• AIM
Rewrite these records with "Patent image size" swapped for "Figure size" wherever it appears, leaving everything else unchanged and omitting the pictures.

• DATA TO USE
————————
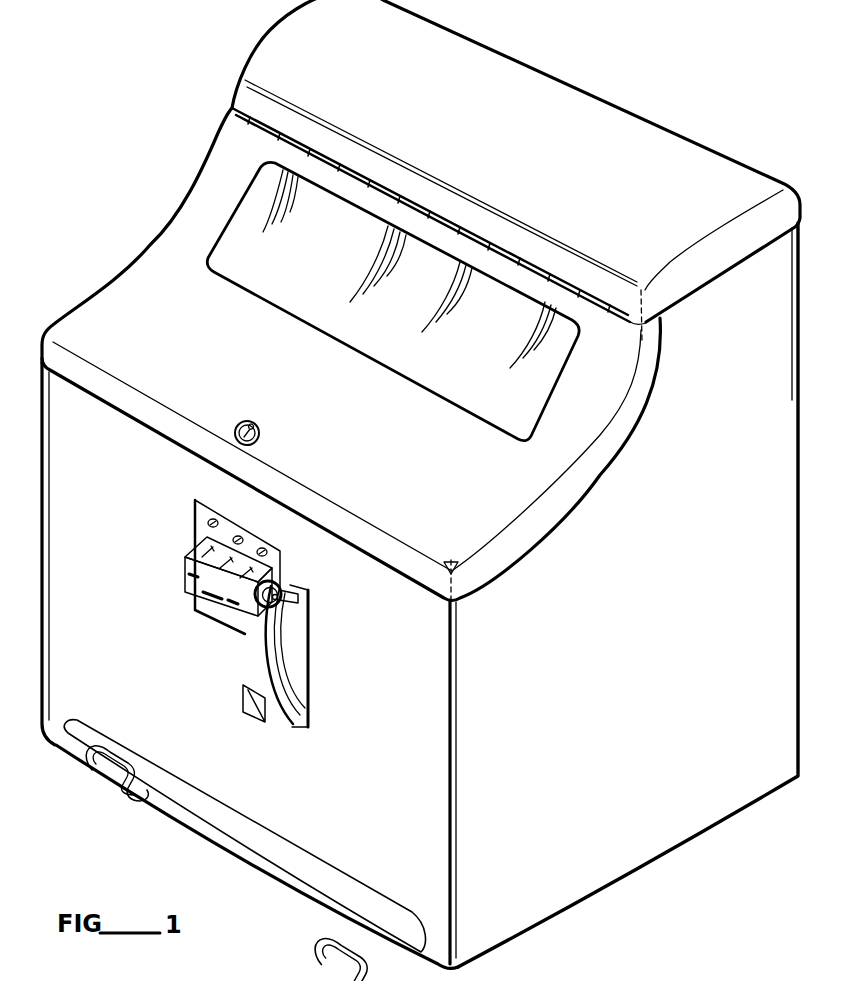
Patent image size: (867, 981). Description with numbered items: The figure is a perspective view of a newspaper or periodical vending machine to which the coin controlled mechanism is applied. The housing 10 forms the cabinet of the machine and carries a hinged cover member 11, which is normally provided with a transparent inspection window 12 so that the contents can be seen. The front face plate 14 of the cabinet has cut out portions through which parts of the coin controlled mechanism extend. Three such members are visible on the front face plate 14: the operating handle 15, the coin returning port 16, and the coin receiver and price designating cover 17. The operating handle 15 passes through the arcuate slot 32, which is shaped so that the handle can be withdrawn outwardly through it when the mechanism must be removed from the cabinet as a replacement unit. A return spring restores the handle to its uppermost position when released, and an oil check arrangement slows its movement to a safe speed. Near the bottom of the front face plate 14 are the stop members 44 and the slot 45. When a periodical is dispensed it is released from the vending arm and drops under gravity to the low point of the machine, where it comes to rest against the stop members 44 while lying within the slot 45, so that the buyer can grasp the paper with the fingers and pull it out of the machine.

The housing 10 is at (616, 687).
The hinged cover member 11 is at (424, 464).
The transparent inspection window 12 is at (497, 366).
The front face plate 14 is at (380, 724).
The operating handle 15 is at (272, 590).
The coin returning port 16 is at (243, 701).
The coin receiver and price designating cover 17 is at (207, 577).
The arcuate slot 32 is at (285, 664).
The stop members 44 is at (115, 766).
The slot 45 is at (279, 846).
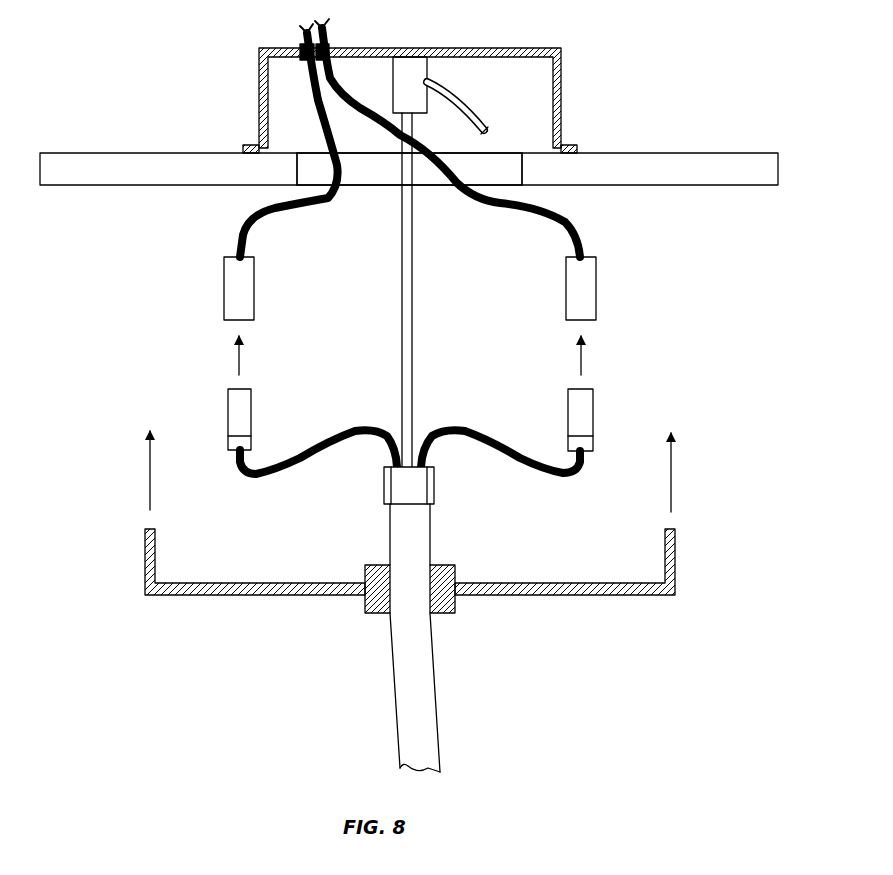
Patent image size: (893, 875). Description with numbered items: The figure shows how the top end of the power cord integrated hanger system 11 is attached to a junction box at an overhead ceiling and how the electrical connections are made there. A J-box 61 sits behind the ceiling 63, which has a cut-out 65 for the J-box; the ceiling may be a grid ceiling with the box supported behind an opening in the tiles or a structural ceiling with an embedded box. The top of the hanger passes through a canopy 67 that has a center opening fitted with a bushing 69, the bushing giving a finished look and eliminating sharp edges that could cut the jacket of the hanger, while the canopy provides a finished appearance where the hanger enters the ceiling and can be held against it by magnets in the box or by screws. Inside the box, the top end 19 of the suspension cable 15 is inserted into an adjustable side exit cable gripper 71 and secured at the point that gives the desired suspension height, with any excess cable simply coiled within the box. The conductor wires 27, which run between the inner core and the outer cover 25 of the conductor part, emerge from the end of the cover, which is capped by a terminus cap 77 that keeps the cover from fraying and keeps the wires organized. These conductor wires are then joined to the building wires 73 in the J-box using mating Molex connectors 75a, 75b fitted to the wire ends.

The power cord integrated hanger system 11 is at (462, 711).
The suspension cable 15 is at (402, 318).
The top end 19 is at (453, 110).
The outer cover 25 is at (398, 530).
The conductor wires 27 is at (335, 430).
The J-box 61 is at (561, 90).
The ceiling 63 is at (130, 178).
The cut-out 65 is at (511, 175).
The canopy 67 is at (520, 597).
The bushing 69 is at (367, 607).
The adjustable side exit cable gripper 71 is at (401, 70).
The building wires 73 is at (240, 232).
The Molex connector 75a is at (228, 413).
The Molex connector 75b is at (224, 302).
The terminus cap 77 is at (384, 492).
————————
• RESULT FOR THIS EXERCISE
Figure size: (867, 981). Description with numbered items: The figure is a perspective view of a newspaper or periodical vending machine to which the coin controlled mechanism is applied. The housing 10 forms the cabinet of the machine and carries a hinged cover member 11, which is normally provided with a transparent inspection window 12 so that the contents can be seen. The front face plate 14 of the cabinet has cut out portions through which parts of the coin controlled mechanism extend. Three such members are visible on the front face plate 14: the operating handle 15, the coin returning port 16, and the coin receiver and price designating cover 17. The operating handle 15 passes through the arcuate slot 32, which is shaped so that the handle can be withdrawn outwardly through it when the mechanism must be removed from the cabinet as a replacement unit. A return spring restores the handle to its uppermost position when released, and an oil check arrangement slows its movement to a safe speed. Near the bottom of the front face plate 14 are the stop members 44 and the slot 45. When a periodical is dispensed it is released from the vending arm and drops under gravity to the low point of the machine, where it comes to rest against the stop members 44 while lying within the slot 45, so that the buyer can grasp the paper with the fingers and pull it out of the machine.

The housing 10 is at (616, 687).
The hinged cover member 11 is at (424, 464).
The transparent inspection window 12 is at (497, 366).
The front face plate 14 is at (380, 724).
The operating handle 15 is at (272, 590).
The coin returning port 16 is at (243, 701).
The coin receiver and price designating cover 17 is at (207, 577).
The arcuate slot 32 is at (285, 664).
The stop members 44 is at (115, 766).
The slot 45 is at (279, 846).
Figure size: (893, 875). Description with numbered items: The figure shows how the top end of the power cord integrated hanger system 11 is attached to a junction box at an overhead ceiling and how the electrical connections are made there. A J-box 61 sits behind the ceiling 63, which has a cut-out 65 for the J-box; the ceiling may be a grid ceiling with the box supported behind an opening in the tiles or a structural ceiling with an embedded box. The top of the hanger passes through a canopy 67 that has a center opening fitted with a bushing 69, the bushing giving a finished look and eliminating sharp edges that could cut the jacket of the hanger, while the canopy provides a finished appearance where the hanger enters the ceiling and can be held against it by magnets in the box or by screws. Inside the box, the top end 19 of the suspension cable 15 is inserted into an adjustable side exit cable gripper 71 and secured at the point that gives the desired suspension height, with any excess cable simply coiled within the box. The conductor wires 27, which run between the inner core and the outer cover 25 of the conductor part, emerge from the end of the cover, which is capped by a terminus cap 77 that keeps the cover from fraying and keeps the wires organized. These conductor wires are then joined to the building wires 73 in the J-box using mating Molex connectors 75a, 75b fitted to the wire ends.

The power cord integrated hanger system 11 is at (462, 711).
The suspension cable 15 is at (402, 318).
The top end 19 is at (453, 110).
The outer cover 25 is at (398, 530).
The conductor wires 27 is at (335, 430).
The J-box 61 is at (561, 90).
The ceiling 63 is at (130, 178).
The cut-out 65 is at (511, 175).
The canopy 67 is at (520, 597).
The bushing 69 is at (367, 607).
The adjustable side exit cable gripper 71 is at (401, 70).
The building wires 73 is at (240, 232).
The Molex connector 75a is at (228, 413).
The Molex connector 75b is at (224, 302).
The terminus cap 77 is at (384, 492).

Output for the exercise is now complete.